- **Activity**:
Copy the Finnstep passage below word for word, starting at "The Finnstep was" and ending at "the team's musicality.".

- **Text passage**:

The Finnstep was invented by Susanna Rahkamo and Petri Kokko, and was first performed in Dortmund, Germany, in 1995. It is skated in the music rhythm of the quickstep 2/4, and at a tempo of 52 two-beat measures per minute (104 beats per minute). It is more "boisterous" than other pattern dances, and includes some of the same spirit and technical nuance as the quickstep. U.S. Figure Skating calls the Finnstep "a fun, fast dance" and says that it resembles "sparkling champagne". It has also been called "a fan favorite". It "must be as much fun to watch as it is to dance". The Finnstep is a ballroom-type quickstep and should be danced "very lightly", although a polka or a folklore character should be avoided while performing. U.S. Figure Skating adds, "The dance is not serious, so it can even be performed a bit comically". It also measures the team's musicality.

The Finnstep requires crisp and tidy timing and footwork. According to U.S. Figure Skating, timing is the dance's most important characteristic; when it lacks crisp and tidy timing, as well as character, the team "should be penalized severely". Skaters should execute steps at the beginning of the beat, not just on the beat, because it helps them achieve the necessary lightness. The skaters' posture should be upright and almost stiff throughout the dance. Partners should skate the longer steps in the dance with strong, deep, and well-rounded edges, which should contrast with the dance's crisp and light steps, toe steps and hops (small jumps without rotation). U.S. Figure Skating also states: "Just skating the steps is not enough. It is how the steps are executed and what is 'said and expressed' with the technique that is important, not the technique in itself".

Skaters performing the Finnstep begin with a promenade section that sets up the character of the dance. Crisp and accurate timing, with emphasis on the music's upbeats, is crucial. The dance is skated on a straight line across the rink, in an open hold, with an upright style and quick hops that resemble a ballroom quickstep. Immediately following the promenade section is the twizzle section, in which the follow partner's twizzles of 11/2 rotations each must be executed quickly. The quick hops of this section must be executed in unison, using only the legs and knees, without using the upper body. Good, clean free-leg action, with controlled, nicely flowing, and deep edges, but without losing the dance's character and rhythm, is also required.

- **Data extract**:
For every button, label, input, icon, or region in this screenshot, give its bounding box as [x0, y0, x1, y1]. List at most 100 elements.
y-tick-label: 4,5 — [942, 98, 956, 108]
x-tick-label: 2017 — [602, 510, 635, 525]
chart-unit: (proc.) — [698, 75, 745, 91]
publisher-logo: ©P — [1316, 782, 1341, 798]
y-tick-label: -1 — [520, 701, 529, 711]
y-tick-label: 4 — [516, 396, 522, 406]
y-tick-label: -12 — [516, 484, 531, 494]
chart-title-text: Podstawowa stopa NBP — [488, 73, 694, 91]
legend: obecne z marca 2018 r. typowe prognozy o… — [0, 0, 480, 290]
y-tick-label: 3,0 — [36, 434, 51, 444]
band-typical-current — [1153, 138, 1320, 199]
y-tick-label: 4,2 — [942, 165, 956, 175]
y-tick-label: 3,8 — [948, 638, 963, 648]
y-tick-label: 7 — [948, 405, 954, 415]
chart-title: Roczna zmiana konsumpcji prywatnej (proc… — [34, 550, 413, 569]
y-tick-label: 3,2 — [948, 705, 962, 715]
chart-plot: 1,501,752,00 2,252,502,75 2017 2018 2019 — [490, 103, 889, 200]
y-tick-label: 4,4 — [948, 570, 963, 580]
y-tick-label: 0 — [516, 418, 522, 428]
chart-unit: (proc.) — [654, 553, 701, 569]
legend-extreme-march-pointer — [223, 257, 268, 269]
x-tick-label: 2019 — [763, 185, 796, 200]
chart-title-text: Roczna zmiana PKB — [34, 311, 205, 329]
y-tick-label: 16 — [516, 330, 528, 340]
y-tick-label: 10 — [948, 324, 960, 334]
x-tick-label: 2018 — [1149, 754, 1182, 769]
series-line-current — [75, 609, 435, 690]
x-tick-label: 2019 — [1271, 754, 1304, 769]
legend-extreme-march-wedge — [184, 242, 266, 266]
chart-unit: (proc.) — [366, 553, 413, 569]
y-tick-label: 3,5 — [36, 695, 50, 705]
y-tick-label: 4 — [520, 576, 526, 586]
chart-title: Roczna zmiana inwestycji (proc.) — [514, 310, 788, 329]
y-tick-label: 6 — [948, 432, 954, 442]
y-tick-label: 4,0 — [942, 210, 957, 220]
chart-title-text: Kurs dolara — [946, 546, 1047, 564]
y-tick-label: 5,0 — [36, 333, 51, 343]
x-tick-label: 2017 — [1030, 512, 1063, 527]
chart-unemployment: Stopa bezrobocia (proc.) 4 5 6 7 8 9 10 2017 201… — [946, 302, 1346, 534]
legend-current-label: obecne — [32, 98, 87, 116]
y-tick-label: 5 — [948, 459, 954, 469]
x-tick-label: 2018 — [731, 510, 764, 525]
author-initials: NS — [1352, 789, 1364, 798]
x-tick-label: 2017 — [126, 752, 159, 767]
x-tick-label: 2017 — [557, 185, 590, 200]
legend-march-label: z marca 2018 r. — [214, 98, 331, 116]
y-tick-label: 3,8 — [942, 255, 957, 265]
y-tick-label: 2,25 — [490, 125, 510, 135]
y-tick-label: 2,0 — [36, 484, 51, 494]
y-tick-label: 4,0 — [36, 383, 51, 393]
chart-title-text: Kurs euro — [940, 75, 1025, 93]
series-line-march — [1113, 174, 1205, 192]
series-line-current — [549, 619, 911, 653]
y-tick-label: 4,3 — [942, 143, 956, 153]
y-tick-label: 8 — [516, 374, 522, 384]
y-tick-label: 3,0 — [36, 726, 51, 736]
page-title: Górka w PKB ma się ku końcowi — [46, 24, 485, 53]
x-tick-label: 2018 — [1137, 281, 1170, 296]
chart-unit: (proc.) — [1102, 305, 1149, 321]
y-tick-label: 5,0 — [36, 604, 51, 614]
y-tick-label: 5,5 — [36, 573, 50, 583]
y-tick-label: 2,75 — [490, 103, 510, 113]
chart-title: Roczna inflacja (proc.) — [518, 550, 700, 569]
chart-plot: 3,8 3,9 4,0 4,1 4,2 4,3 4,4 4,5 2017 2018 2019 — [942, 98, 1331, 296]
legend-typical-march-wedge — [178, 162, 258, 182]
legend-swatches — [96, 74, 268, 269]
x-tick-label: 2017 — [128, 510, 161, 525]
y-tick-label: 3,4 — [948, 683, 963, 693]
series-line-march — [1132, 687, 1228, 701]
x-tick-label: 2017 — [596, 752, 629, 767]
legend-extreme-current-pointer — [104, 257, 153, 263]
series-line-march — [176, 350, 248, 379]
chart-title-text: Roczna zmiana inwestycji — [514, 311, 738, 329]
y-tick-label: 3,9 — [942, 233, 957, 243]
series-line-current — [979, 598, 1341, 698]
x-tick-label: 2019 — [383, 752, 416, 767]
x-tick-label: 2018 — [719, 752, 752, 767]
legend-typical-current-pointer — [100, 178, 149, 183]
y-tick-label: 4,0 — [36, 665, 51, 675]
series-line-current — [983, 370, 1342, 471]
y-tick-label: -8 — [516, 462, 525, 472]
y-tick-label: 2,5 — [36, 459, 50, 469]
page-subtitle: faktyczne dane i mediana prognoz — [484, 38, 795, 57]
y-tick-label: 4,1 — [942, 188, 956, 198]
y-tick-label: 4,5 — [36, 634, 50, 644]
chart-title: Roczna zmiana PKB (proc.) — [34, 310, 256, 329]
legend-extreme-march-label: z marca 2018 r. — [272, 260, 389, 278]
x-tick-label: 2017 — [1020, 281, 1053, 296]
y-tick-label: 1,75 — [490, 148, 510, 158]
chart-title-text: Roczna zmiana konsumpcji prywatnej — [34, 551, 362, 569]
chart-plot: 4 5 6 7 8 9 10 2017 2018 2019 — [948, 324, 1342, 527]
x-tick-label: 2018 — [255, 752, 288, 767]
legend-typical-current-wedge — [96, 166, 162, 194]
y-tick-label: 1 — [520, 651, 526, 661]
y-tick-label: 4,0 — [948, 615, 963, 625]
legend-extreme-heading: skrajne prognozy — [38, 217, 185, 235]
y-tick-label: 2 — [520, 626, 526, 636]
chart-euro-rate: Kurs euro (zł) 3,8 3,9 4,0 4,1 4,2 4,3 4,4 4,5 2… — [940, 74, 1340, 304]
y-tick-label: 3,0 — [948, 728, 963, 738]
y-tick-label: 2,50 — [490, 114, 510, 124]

- **Output below**:
The Finnstep was invented by Susanna Rahkamo and Petri Kokko, and was first performed in Dortmund, Germany, in 1995. It is skated in the music rhythm of the quickstep 2/4, and at a tempo of 52 two-beat measures per minute (104 beats per minute). It is more "boisterous" than other pattern dances, and includes some of the same spirit and technical nuance as the quickstep. U.S. Figure Skating calls the Finnstep "a fun, fast dance" and says that it resembles "sparkling champagne". It has also been called "a fan favorite". It "must be as much fun to watch as it is to dance". The Finnstep is a ballroom-type quickstep and should be danced "very lightly", although a polka or a folklore character should be avoided while performing. U.S. Figure Skating adds, "The dance is not serious, so it can even be performed a bit comically". It also measures the team's musicality.